**DIRECTIONS FOR THIS TASK:** Pull every line with "Sugars" from the data.

**DATA SHOWN:**
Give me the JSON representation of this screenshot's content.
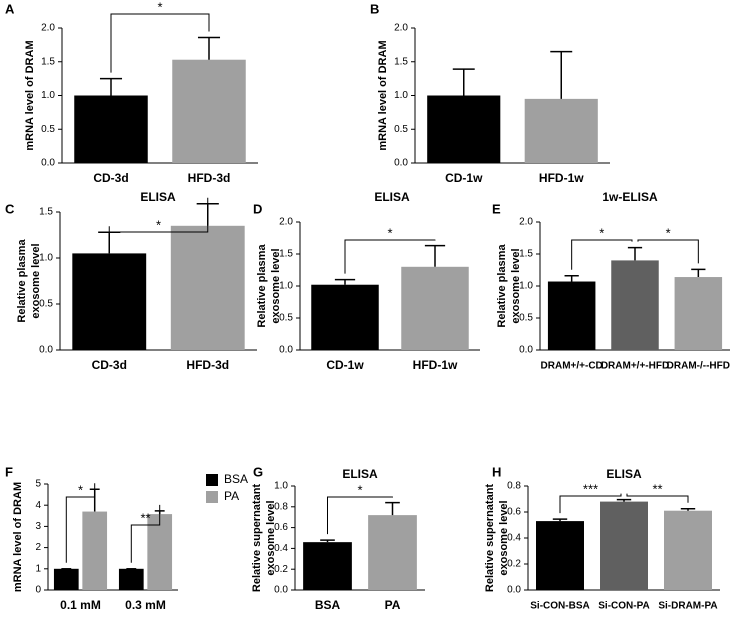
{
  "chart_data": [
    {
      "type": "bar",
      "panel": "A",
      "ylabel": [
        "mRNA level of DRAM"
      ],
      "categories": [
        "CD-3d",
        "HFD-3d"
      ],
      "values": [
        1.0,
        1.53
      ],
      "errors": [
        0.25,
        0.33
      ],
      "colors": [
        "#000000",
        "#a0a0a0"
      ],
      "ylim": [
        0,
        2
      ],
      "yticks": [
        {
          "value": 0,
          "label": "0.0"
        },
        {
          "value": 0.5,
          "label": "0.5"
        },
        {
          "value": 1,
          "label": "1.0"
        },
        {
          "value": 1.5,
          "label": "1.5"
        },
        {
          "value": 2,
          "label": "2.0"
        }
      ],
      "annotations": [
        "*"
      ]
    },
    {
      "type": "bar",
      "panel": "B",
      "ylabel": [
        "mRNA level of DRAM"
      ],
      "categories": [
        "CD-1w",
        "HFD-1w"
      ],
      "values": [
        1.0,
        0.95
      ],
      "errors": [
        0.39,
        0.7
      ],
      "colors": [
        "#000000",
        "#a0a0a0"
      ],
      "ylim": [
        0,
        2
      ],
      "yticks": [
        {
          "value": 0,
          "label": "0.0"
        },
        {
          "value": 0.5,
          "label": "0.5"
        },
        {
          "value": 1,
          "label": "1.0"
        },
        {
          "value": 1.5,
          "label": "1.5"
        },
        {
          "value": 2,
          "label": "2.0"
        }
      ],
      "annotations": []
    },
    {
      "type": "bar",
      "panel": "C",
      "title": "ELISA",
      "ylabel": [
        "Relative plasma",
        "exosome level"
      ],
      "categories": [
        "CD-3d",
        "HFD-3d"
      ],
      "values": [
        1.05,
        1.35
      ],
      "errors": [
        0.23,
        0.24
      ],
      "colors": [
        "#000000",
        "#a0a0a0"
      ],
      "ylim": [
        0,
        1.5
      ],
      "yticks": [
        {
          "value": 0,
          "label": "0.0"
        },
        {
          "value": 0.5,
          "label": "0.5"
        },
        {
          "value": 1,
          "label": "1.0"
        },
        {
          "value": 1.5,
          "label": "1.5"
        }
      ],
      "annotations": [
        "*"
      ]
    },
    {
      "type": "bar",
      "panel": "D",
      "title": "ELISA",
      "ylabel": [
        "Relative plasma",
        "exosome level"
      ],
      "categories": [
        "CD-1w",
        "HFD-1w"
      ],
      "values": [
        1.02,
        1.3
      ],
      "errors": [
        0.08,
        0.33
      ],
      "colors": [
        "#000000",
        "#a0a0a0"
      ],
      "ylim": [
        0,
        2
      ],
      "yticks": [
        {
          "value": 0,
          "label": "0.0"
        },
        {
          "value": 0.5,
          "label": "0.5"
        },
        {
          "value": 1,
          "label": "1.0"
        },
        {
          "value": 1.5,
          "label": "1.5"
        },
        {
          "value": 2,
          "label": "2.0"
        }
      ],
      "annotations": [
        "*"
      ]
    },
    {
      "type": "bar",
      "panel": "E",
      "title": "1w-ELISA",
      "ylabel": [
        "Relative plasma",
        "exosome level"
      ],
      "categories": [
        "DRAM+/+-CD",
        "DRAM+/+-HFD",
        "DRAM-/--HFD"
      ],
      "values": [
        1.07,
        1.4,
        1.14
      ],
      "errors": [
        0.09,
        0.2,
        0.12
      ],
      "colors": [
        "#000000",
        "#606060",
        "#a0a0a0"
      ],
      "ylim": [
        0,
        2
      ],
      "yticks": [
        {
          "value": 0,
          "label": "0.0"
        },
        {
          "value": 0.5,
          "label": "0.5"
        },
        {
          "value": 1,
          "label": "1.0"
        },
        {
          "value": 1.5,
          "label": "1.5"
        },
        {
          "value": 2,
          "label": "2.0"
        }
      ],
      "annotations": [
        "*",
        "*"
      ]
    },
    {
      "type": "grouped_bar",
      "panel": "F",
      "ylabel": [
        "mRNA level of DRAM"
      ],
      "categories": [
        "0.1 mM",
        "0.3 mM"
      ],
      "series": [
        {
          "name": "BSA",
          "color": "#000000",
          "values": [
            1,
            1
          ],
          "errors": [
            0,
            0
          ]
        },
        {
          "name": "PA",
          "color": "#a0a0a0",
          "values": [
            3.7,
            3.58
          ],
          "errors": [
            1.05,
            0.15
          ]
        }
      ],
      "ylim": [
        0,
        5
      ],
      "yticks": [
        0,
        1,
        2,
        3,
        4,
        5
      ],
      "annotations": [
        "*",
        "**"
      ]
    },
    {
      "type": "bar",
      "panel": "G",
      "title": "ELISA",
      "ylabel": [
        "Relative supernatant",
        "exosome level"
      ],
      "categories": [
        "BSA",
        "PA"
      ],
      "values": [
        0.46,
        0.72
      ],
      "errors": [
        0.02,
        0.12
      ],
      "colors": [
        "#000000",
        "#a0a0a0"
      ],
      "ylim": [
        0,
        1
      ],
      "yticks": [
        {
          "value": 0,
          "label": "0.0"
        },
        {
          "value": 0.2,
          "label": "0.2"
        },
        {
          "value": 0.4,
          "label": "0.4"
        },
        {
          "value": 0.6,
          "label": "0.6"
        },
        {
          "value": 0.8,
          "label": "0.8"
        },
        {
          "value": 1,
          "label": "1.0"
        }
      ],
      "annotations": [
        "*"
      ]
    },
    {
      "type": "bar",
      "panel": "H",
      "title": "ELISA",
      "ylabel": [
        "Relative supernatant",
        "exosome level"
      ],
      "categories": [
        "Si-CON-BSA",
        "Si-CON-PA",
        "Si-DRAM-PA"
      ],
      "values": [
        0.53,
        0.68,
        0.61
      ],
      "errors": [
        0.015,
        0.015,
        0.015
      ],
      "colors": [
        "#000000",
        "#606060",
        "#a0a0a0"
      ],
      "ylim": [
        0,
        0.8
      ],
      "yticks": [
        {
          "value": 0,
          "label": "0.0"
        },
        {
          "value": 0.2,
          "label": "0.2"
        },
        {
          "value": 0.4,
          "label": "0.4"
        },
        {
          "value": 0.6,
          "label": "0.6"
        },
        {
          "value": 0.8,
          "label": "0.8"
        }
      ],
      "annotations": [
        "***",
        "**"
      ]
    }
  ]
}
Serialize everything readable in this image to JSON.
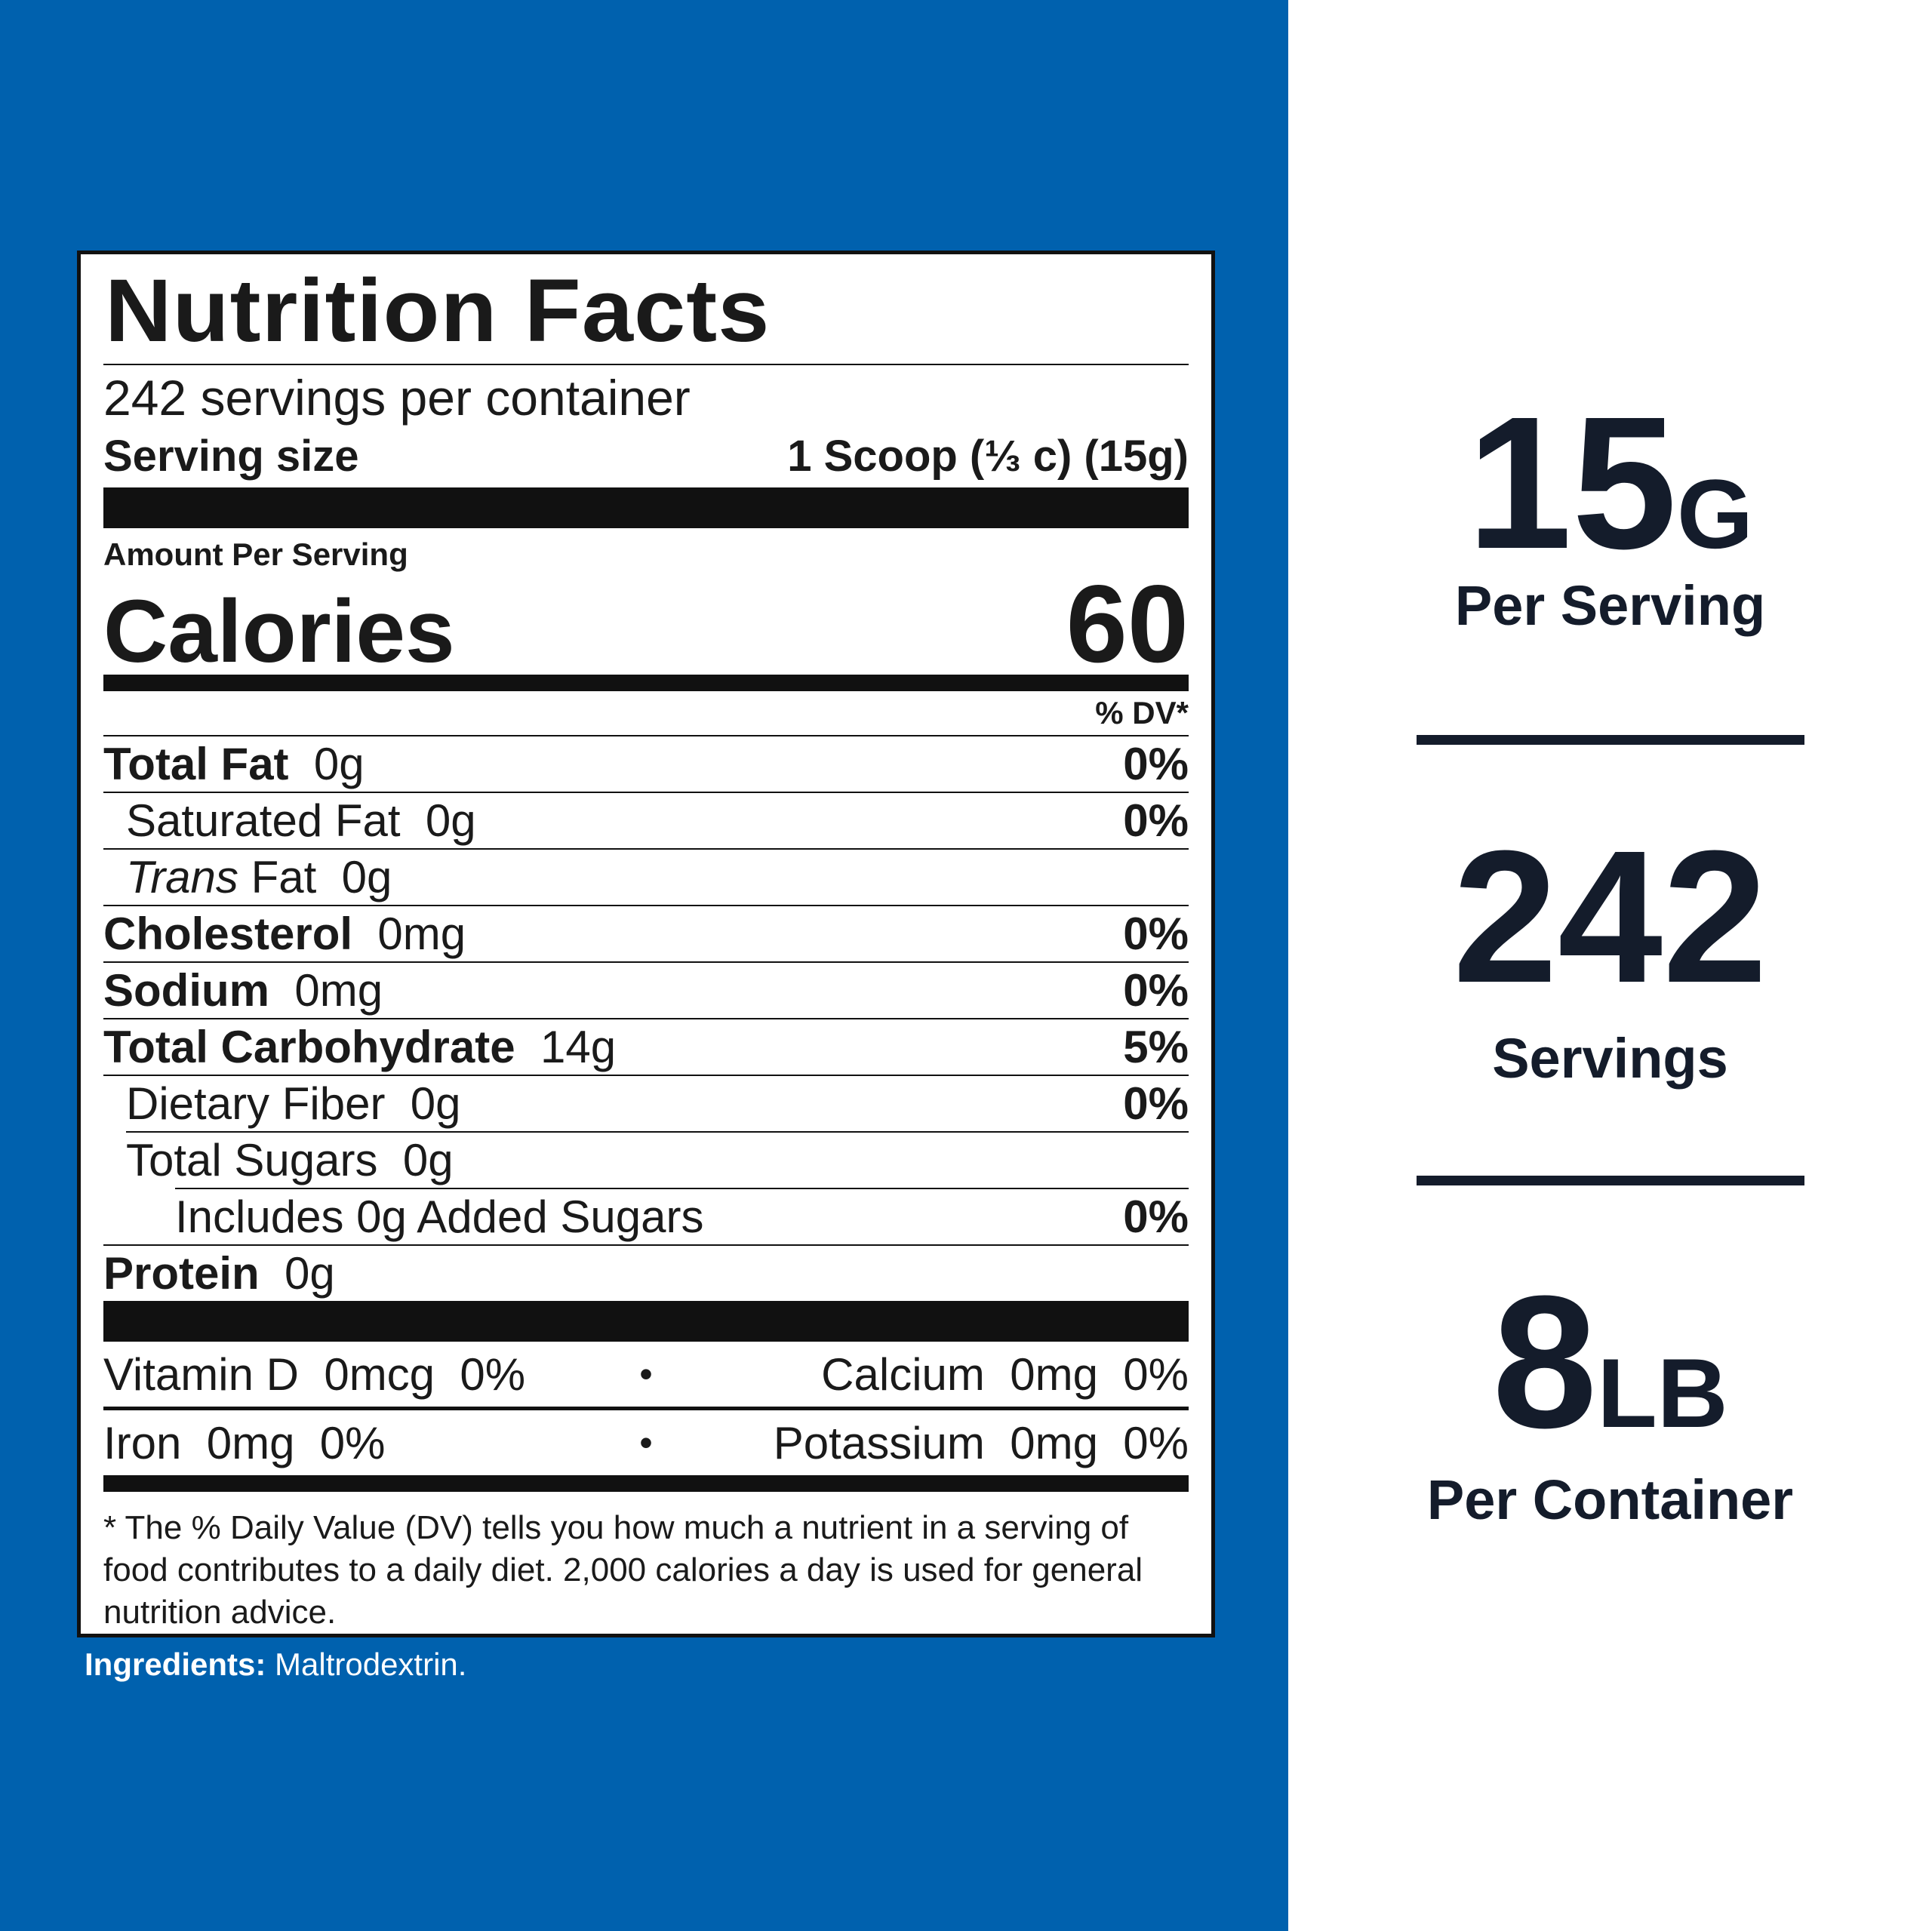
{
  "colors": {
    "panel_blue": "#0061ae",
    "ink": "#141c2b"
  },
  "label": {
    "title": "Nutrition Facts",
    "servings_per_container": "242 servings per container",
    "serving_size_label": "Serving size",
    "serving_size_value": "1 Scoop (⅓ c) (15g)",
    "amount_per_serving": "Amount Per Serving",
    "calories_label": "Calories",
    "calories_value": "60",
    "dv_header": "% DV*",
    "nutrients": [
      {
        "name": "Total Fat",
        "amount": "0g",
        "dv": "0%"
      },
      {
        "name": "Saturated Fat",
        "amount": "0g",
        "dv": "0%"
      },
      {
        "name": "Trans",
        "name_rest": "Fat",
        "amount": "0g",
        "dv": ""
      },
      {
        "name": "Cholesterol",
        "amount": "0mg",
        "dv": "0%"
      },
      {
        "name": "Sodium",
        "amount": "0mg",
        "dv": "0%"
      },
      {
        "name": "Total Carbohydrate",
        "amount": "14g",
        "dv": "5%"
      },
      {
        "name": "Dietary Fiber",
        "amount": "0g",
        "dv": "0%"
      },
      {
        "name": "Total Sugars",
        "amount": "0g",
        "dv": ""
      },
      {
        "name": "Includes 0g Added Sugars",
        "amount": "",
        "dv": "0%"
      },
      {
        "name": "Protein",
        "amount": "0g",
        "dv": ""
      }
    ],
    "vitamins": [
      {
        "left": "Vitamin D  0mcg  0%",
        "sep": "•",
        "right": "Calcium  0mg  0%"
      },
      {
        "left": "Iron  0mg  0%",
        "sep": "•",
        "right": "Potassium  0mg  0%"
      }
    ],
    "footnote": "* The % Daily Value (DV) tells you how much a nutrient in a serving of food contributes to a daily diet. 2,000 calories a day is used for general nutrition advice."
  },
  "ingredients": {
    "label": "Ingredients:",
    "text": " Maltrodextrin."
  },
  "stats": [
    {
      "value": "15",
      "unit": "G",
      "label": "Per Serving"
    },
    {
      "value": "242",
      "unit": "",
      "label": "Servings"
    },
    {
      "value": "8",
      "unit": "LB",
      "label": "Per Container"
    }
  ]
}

**REPLY TO THE EXERCISE:**
        "name": "Total Sugars",
        "name": "Includes 0g Added Sugars",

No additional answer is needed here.